* _YOUR TASK_: Which rows below contain the string "numbers", with case counting? Copy out each one.

[Stored data]
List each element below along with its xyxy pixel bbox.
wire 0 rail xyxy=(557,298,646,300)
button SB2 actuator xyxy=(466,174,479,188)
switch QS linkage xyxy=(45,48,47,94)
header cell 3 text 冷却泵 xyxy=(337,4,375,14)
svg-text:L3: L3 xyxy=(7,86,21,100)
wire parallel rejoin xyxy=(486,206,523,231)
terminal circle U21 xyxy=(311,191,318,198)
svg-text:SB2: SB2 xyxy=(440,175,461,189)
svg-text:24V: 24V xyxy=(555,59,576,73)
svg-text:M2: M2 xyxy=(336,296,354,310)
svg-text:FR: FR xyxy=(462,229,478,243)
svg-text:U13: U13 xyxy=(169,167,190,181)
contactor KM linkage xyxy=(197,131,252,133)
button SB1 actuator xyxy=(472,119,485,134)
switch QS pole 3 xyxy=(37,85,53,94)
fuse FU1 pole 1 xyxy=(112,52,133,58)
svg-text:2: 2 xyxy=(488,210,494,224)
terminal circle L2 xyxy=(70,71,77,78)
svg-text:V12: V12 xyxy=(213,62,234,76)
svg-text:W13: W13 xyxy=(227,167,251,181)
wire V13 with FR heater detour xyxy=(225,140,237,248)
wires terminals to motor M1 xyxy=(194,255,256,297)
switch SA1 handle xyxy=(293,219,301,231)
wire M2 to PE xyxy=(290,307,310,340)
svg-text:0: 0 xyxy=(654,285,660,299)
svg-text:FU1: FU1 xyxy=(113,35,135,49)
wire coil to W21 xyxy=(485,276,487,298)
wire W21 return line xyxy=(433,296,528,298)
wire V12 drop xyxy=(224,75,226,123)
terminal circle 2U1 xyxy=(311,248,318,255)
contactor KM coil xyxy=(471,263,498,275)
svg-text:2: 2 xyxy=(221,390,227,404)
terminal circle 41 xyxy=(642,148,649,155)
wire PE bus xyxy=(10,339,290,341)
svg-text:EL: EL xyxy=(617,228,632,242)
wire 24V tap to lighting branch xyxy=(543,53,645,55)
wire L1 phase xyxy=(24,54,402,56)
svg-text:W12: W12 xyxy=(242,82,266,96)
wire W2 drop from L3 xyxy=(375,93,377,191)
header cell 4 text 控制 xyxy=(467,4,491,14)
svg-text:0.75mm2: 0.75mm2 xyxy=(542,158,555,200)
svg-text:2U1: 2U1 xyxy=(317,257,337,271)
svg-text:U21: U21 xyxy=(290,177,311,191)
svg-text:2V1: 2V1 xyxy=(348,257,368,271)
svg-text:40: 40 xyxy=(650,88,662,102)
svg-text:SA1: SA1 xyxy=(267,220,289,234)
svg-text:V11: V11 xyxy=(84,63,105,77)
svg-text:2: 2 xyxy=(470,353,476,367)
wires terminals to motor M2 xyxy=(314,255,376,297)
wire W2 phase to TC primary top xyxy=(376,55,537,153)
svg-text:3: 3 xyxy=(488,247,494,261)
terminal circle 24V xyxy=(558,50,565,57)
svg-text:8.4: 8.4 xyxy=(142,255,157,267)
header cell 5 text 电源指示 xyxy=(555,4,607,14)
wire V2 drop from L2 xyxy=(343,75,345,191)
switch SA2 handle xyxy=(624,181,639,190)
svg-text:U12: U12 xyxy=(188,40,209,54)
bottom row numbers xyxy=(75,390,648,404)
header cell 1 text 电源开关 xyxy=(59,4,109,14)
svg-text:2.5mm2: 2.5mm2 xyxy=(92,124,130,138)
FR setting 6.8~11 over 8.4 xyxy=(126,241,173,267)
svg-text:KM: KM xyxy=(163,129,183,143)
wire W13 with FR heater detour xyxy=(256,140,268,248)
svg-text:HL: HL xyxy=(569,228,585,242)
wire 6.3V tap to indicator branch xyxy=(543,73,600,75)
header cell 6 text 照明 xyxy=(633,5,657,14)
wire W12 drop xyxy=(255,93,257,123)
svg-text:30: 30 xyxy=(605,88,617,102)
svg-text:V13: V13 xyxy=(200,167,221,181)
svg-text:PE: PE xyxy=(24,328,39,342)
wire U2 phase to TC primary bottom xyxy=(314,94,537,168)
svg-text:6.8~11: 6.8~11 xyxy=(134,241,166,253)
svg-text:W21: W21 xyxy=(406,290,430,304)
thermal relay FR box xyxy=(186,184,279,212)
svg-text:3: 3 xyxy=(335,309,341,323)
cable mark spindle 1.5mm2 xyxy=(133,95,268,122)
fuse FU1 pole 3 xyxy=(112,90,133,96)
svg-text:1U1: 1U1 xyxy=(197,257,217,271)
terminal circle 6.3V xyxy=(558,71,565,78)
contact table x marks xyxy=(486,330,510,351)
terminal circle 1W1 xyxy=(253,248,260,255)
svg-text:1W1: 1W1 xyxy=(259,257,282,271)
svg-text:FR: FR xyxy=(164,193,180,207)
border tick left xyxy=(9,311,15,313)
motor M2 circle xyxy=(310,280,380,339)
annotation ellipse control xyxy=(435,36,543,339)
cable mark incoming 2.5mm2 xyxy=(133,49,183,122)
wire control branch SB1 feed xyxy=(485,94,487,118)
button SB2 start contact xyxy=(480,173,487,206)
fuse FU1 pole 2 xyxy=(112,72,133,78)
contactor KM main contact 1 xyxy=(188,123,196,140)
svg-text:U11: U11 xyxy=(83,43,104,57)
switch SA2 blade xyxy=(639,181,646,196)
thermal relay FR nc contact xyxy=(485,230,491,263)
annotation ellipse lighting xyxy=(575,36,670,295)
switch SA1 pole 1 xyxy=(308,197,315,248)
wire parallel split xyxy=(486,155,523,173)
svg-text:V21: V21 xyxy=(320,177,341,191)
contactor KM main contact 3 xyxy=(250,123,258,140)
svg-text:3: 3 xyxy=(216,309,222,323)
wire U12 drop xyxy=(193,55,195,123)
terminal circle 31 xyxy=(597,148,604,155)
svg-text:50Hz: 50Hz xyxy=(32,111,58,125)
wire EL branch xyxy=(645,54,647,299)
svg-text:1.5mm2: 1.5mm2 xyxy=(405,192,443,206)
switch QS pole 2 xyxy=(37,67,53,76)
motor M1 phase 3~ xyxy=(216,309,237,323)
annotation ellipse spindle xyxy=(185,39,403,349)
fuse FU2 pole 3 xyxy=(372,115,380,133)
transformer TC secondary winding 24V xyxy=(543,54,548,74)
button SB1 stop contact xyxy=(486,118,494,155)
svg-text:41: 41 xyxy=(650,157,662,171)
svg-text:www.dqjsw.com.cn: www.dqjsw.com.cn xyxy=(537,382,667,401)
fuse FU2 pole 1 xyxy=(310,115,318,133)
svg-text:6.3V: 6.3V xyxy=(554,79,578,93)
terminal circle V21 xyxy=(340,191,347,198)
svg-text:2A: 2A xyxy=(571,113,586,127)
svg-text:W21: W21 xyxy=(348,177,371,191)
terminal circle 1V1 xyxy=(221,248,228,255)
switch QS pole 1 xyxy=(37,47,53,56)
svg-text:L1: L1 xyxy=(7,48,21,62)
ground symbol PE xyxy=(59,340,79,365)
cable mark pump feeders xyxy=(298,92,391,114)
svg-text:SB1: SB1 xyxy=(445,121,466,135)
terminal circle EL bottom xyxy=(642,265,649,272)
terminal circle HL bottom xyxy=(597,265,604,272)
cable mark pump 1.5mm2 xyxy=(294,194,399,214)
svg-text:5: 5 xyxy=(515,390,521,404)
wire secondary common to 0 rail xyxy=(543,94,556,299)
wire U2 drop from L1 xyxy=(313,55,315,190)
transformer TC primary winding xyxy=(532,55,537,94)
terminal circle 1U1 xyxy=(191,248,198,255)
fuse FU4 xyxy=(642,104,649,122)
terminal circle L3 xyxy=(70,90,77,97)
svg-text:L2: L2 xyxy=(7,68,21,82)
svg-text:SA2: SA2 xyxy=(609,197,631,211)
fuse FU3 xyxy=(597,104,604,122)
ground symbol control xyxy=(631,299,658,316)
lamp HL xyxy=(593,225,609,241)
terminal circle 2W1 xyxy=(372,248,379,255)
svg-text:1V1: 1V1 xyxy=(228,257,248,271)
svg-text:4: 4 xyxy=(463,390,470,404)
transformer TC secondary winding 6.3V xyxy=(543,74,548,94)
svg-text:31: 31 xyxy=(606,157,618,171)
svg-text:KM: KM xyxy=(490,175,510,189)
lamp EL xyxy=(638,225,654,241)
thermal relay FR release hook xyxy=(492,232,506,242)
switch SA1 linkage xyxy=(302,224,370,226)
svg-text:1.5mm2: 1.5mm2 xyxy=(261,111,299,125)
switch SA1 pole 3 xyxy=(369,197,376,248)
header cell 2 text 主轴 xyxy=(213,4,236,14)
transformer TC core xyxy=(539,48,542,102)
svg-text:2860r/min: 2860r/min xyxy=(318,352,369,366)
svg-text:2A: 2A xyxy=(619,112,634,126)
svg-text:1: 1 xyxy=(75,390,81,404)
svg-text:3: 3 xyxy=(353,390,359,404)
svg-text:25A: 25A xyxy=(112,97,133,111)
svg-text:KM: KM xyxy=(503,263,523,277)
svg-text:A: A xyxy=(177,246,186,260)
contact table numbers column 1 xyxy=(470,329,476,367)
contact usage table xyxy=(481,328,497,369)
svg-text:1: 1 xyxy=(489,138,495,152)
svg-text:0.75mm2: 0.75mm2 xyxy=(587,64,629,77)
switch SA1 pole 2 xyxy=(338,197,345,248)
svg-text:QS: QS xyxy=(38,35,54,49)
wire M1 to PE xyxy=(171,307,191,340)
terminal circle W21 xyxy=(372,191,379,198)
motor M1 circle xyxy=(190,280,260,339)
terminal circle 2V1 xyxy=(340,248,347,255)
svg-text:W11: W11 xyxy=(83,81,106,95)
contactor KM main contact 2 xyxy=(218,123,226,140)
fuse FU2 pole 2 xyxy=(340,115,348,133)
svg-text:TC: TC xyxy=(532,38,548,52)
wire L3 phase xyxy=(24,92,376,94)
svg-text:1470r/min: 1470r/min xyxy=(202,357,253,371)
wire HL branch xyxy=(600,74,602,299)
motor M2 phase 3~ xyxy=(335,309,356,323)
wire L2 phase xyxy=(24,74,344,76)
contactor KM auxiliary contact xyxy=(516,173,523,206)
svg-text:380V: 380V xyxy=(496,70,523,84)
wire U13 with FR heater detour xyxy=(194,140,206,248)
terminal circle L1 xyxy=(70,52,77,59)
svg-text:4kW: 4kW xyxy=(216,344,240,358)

* _EXERCISE RESPONSE_:
bottom row numbers xyxy=(75,390,648,404)
contact table numbers column 1 xyxy=(470,329,476,367)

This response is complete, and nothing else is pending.